Dataset rows
>> BEGIN
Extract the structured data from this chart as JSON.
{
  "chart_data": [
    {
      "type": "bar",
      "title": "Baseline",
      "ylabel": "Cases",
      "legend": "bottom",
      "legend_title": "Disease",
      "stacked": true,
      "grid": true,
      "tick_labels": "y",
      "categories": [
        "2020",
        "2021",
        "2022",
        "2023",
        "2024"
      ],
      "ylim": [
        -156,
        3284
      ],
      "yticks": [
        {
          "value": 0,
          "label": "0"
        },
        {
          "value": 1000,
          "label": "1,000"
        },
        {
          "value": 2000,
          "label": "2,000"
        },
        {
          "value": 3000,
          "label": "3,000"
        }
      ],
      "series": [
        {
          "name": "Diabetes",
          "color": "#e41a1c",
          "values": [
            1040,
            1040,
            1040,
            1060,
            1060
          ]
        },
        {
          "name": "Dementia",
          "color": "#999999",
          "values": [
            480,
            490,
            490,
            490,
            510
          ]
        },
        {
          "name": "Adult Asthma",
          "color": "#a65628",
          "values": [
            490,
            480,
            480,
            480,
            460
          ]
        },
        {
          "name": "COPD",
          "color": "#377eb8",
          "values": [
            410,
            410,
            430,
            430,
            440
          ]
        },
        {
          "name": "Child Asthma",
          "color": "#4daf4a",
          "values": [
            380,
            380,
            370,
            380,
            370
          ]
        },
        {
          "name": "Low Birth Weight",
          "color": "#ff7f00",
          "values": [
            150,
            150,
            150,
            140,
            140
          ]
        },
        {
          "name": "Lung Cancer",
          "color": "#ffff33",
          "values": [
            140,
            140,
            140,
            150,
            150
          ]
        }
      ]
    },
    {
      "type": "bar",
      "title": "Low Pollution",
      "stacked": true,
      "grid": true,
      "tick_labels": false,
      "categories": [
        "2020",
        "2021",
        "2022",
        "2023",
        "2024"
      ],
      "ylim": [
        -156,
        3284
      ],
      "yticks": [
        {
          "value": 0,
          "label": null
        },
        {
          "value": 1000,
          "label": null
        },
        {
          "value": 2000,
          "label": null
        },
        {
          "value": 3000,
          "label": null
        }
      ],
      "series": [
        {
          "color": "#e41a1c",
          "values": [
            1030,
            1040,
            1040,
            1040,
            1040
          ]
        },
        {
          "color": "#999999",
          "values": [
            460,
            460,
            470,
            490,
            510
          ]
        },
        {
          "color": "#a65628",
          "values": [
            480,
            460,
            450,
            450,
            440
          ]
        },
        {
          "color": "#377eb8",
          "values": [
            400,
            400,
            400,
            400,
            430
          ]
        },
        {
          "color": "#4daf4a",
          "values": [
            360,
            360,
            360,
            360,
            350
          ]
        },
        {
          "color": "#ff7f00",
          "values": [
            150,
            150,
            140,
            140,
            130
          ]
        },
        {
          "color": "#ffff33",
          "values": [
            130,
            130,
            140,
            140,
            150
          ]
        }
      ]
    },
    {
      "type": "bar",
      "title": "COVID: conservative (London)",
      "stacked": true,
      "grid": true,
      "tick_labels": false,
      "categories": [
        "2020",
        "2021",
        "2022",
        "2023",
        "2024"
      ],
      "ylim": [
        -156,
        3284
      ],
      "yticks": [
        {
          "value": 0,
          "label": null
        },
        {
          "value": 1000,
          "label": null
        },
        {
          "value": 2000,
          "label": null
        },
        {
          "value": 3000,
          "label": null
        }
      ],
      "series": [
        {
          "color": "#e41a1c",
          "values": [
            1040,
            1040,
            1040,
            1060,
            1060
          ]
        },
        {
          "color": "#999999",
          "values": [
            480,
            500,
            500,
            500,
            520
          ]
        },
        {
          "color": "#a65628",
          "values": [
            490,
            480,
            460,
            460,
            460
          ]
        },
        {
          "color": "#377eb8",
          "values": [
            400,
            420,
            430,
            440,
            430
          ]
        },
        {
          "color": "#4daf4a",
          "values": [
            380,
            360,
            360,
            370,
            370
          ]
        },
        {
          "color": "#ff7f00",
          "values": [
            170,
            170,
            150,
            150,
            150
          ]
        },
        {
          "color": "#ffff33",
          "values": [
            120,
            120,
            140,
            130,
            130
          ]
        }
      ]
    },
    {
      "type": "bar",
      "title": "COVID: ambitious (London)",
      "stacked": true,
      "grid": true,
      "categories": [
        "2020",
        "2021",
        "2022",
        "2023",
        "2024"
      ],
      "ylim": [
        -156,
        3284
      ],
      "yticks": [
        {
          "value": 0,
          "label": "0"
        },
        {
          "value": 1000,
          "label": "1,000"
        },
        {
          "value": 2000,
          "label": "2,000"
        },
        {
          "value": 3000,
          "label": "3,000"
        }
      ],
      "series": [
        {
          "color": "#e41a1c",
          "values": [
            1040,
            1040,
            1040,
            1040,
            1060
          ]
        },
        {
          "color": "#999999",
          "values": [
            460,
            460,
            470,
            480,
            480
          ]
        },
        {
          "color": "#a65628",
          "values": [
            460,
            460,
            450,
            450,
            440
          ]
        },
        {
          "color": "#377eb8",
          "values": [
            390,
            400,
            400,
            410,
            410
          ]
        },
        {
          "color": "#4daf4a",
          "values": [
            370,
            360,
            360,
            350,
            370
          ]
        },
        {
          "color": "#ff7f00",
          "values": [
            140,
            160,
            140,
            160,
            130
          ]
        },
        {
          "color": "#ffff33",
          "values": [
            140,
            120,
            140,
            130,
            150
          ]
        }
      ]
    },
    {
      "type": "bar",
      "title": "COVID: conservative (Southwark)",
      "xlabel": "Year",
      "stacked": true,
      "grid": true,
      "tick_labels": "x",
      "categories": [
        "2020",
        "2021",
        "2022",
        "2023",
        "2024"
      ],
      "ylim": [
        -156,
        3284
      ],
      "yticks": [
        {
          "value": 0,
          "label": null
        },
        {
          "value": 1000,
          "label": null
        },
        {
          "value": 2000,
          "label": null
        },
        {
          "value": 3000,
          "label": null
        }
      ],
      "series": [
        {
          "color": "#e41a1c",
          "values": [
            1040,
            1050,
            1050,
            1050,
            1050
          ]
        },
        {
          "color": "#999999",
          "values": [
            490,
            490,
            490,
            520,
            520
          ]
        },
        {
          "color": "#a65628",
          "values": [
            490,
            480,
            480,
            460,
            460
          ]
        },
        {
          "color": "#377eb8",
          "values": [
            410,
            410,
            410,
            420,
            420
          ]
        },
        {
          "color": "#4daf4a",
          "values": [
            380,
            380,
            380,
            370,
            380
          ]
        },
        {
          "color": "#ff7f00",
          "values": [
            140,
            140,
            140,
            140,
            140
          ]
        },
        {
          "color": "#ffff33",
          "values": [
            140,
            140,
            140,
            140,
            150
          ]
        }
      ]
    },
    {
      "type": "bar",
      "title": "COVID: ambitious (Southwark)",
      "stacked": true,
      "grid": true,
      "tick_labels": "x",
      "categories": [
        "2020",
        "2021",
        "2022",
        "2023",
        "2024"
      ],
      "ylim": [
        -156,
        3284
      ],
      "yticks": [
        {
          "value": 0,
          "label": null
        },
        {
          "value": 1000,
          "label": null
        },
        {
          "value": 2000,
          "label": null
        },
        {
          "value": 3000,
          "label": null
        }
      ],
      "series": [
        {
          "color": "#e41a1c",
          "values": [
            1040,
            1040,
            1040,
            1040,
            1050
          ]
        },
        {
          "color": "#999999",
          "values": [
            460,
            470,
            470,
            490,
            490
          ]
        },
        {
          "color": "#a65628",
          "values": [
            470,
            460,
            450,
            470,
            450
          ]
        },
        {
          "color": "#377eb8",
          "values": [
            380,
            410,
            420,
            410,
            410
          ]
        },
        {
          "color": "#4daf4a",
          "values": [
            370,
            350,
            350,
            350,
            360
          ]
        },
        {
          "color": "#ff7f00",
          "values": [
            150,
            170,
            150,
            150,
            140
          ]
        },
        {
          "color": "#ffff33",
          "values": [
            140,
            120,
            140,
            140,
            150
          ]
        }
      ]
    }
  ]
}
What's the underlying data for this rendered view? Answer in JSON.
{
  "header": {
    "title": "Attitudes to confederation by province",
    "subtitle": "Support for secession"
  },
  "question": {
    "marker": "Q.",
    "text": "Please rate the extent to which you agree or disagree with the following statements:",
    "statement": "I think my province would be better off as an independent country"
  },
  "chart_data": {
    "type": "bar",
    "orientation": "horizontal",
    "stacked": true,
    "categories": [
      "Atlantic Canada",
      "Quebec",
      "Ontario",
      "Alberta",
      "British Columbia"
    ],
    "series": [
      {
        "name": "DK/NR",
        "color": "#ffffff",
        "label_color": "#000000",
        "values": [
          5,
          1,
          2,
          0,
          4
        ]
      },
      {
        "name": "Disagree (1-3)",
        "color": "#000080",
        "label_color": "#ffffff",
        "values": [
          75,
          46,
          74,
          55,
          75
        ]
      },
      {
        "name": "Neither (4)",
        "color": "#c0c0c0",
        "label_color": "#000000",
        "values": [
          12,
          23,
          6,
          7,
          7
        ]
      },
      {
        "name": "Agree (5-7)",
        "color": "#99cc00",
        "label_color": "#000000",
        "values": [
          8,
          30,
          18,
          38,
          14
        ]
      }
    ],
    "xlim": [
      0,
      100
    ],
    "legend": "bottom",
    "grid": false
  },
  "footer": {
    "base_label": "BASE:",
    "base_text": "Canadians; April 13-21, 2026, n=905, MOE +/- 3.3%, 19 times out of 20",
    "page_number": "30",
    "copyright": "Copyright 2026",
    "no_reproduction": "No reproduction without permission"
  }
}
>> END
Problem to solve: Find "this". Copy every line it occurs in.

Answer for the task:
Extract the structured data from this chart as JSON.
What's the underlying data for this rendered view? Answer in JSON.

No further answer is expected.